# [Task requirements]
In this exercise, reproduce all the entries that follow exactly.

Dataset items
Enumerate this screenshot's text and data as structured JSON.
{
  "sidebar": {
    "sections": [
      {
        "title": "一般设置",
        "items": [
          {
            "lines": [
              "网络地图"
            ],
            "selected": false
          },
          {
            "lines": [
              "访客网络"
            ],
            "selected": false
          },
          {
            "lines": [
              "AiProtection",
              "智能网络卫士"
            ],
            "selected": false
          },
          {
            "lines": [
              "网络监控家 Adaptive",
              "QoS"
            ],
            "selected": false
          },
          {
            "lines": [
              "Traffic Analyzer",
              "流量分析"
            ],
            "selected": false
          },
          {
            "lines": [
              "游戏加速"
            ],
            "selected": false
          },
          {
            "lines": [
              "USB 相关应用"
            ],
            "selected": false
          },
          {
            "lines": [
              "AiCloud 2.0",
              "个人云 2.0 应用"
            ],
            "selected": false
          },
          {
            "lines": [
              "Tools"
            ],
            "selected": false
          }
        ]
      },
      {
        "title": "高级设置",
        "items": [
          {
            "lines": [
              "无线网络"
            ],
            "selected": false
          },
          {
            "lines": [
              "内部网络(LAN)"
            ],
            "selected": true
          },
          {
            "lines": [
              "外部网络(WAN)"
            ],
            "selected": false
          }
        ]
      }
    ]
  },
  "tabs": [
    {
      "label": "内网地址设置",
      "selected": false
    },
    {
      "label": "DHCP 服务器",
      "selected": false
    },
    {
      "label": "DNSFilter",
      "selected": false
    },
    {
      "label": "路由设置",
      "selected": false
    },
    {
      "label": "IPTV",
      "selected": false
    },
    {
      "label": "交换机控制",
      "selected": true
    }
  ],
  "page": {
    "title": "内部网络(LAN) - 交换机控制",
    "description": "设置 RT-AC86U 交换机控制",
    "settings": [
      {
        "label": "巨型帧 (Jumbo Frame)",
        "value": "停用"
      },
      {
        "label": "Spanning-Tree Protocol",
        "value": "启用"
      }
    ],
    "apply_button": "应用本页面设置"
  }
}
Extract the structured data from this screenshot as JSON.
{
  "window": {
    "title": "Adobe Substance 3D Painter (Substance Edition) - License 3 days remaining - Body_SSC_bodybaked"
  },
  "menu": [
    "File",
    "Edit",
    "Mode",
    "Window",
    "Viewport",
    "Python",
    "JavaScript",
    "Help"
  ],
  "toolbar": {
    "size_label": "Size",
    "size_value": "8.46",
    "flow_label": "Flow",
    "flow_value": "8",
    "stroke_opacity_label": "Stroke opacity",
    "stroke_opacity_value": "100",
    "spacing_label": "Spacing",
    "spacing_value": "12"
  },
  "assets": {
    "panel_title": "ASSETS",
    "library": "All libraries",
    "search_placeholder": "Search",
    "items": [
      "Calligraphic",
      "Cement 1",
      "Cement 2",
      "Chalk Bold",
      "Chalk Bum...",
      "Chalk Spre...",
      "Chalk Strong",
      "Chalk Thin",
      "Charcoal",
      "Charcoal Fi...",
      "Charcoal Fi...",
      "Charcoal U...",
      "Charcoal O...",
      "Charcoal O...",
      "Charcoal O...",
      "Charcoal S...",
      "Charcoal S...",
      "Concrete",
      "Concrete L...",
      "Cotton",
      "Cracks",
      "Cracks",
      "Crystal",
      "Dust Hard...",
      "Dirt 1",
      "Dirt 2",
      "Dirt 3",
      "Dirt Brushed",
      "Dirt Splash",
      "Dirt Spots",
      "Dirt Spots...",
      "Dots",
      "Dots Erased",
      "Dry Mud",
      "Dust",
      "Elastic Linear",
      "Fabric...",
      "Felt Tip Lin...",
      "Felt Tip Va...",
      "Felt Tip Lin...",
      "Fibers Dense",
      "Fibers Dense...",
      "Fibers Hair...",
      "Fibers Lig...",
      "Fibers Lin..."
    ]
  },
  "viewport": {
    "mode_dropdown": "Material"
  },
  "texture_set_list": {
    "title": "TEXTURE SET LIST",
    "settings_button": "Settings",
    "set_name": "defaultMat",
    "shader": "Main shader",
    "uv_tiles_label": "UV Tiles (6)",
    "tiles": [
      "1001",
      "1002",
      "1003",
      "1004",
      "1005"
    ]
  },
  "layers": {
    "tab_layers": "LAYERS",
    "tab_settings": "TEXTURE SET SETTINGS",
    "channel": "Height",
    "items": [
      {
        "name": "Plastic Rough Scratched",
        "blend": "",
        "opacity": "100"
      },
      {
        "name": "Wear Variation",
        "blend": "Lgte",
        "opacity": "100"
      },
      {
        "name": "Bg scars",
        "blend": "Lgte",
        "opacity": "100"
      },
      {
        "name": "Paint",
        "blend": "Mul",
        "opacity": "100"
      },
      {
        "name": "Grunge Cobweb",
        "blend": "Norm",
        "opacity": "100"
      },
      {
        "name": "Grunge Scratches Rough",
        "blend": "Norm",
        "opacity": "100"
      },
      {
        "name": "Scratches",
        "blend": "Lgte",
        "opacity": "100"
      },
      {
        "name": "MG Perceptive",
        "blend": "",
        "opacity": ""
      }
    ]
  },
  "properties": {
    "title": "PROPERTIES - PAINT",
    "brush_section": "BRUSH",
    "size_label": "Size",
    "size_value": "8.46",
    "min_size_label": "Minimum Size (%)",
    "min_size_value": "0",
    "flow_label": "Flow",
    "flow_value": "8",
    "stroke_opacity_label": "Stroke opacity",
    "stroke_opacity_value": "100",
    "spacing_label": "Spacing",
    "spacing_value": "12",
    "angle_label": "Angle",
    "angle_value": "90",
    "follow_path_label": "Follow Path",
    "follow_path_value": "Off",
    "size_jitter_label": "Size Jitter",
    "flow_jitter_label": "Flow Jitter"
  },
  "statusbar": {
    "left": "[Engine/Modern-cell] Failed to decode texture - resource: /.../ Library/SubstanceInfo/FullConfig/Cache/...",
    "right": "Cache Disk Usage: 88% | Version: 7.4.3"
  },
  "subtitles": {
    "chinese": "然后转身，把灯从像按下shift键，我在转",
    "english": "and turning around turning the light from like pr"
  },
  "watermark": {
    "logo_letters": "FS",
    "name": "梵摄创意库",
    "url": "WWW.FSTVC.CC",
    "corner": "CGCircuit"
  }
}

# [Final result]
Enumerate this screenshot's text and data as structured JSON.
{
  "sidebar": {
    "sections": [
      {
        "title": "一般设置",
        "items": [
          {
            "lines": [
              "网络地图"
            ],
            "selected": false
          },
          {
            "lines": [
              "访客网络"
            ],
            "selected": false
          },
          {
            "lines": [
              "AiProtection",
              "智能网络卫士"
            ],
            "selected": false
          },
          {
            "lines": [
              "网络监控家 Adaptive",
              "QoS"
            ],
            "selected": false
          },
          {
            "lines": [
              "Traffic Analyzer",
              "流量分析"
            ],
            "selected": false
          },
          {
            "lines": [
              "游戏加速"
            ],
            "selected": false
          },
          {
            "lines": [
              "USB 相关应用"
            ],
            "selected": false
          },
          {
            "lines": [
              "AiCloud 2.0",
              "个人云 2.0 应用"
            ],
            "selected": false
          },
          {
            "lines": [
              "Tools"
            ],
            "selected": false
          }
        ]
      },
      {
        "title": "高级设置",
        "items": [
          {
            "lines": [
              "无线网络"
            ],
            "selected": false
          },
          {
            "lines": [
              "内部网络(LAN)"
            ],
            "selected": true
          },
          {
            "lines": [
              "外部网络(WAN)"
            ],
            "selected": false
          }
        ]
      }
    ]
  },
  "tabs": [
    {
      "label": "内网地址设置",
      "selected": false
    },
    {
      "label": "DHCP 服务器",
      "selected": false
    },
    {
      "label": "DNSFilter",
      "selected": false
    },
    {
      "label": "路由设置",
      "selected": false
    },
    {
      "label": "IPTV",
      "selected": false
    },
    {
      "label": "交换机控制",
      "selected": true
    }
  ],
  "page": {
    "title": "内部网络(LAN) - 交换机控制",
    "description": "设置 RT-AC86U 交换机控制",
    "settings": [
      {
        "label": "巨型帧 (Jumbo Frame)",
        "value": "停用"
      },
      {
        "label": "Spanning-Tree Protocol",
        "value": "启用"
      }
    ],
    "apply_button": "应用本页面设置"
  }
}
Extract the structured data from this screenshot as JSON.
{
  "window": {
    "title": "Adobe Substance 3D Painter (Substance Edition) - License 3 days remaining - Body_SSC_bodybaked"
  },
  "menu": [
    "File",
    "Edit",
    "Mode",
    "Window",
    "Viewport",
    "Python",
    "JavaScript",
    "Help"
  ],
  "toolbar": {
    "size_label": "Size",
    "size_value": "8.46",
    "flow_label": "Flow",
    "flow_value": "8",
    "stroke_opacity_label": "Stroke opacity",
    "stroke_opacity_value": "100",
    "spacing_label": "Spacing",
    "spacing_value": "12"
  },
  "assets": {
    "panel_title": "ASSETS",
    "library": "All libraries",
    "search_placeholder": "Search",
    "items": [
      "Calligraphic",
      "Cement 1",
      "Cement 2",
      "Chalk Bold",
      "Chalk Bum...",
      "Chalk Spre...",
      "Chalk Strong",
      "Chalk Thin",
      "Charcoal",
      "Charcoal Fi...",
      "Charcoal Fi...",
      "Charcoal U...",
      "Charcoal O...",
      "Charcoal O...",
      "Charcoal O...",
      "Charcoal S...",
      "Charcoal S...",
      "Concrete",
      "Concrete L...",
      "Cotton",
      "Cracks",
      "Cracks",
      "Crystal",
      "Dust Hard...",
      "Dirt 1",
      "Dirt 2",
      "Dirt 3",
      "Dirt Brushed",
      "Dirt Splash",
      "Dirt Spots",
      "Dirt Spots...",
      "Dots",
      "Dots Erased",
      "Dry Mud",
      "Dust",
      "Elastic Linear",
      "Fabric...",
      "Felt Tip Lin...",
      "Felt Tip Va...",
      "Felt Tip Lin...",
      "Fibers Dense",
      "Fibers Dense...",
      "Fibers Hair...",
      "Fibers Lig...",
      "Fibers Lin..."
    ]
  },
  "viewport": {
    "mode_dropdown": "Material"
  },
  "texture_set_list": {
    "title": "TEXTURE SET LIST",
    "settings_button": "Settings",
    "set_name": "defaultMat",
    "shader": "Main shader",
    "uv_tiles_label": "UV Tiles (6)",
    "tiles": [
      "1001",
      "1002",
      "1003",
      "1004",
      "1005"
    ]
  },
  "layers": {
    "tab_layers": "LAYERS",
    "tab_settings": "TEXTURE SET SETTINGS",
    "channel": "Height",
    "items": [
      {
        "name": "Plastic Rough Scratched",
        "blend": "",
        "opacity": "100"
      },
      {
        "name": "Wear Variation",
        "blend": "Lgte",
        "opacity": "100"
      },
      {
        "name": "Bg scars",
        "blend": "Lgte",
        "opacity": "100"
      },
      {
        "name": "Paint",
        "blend": "Mul",
        "opacity": "100"
      },
      {
        "name": "Grunge Cobweb",
        "blend": "Norm",
        "opacity": "100"
      },
      {
        "name": "Grunge Scratches Rough",
        "blend": "Norm",
        "opacity": "100"
      },
      {
        "name": "Scratches",
        "blend": "Lgte",
        "opacity": "100"
      },
      {
        "name": "MG Perceptive",
        "blend": "",
        "opacity": ""
      }
    ]
  },
  "properties": {
    "title": "PROPERTIES - PAINT",
    "brush_section": "BRUSH",
    "size_label": "Size",
    "size_value": "8.46",
    "min_size_label": "Minimum Size (%)",
    "min_size_value": "0",
    "flow_label": "Flow",
    "flow_value": "8",
    "stroke_opacity_label": "Stroke opacity",
    "stroke_opacity_value": "100",
    "spacing_label": "Spacing",
    "spacing_value": "12",
    "angle_label": "Angle",
    "angle_value": "90",
    "follow_path_label": "Follow Path",
    "follow_path_value": "Off",
    "size_jitter_label": "Size Jitter",
    "flow_jitter_label": "Flow Jitter"
  },
  "statusbar": {
    "left": "[Engine/Modern-cell] Failed to decode texture - resource: /.../ Library/SubstanceInfo/FullConfig/Cache/...",
    "right": "Cache Disk Usage: 88% | Version: 7.4.3"
  },
  "subtitles": {
    "chinese": "然后转身，把灯从像按下shift键，我在转",
    "english": "and turning around turning the light from like pr"
  },
  "watermark": {
    "logo_letters": "FS",
    "name": "梵摄创意库",
    "url": "WWW.FSTVC.CC",
    "corner": "CGCircuit"
  }
}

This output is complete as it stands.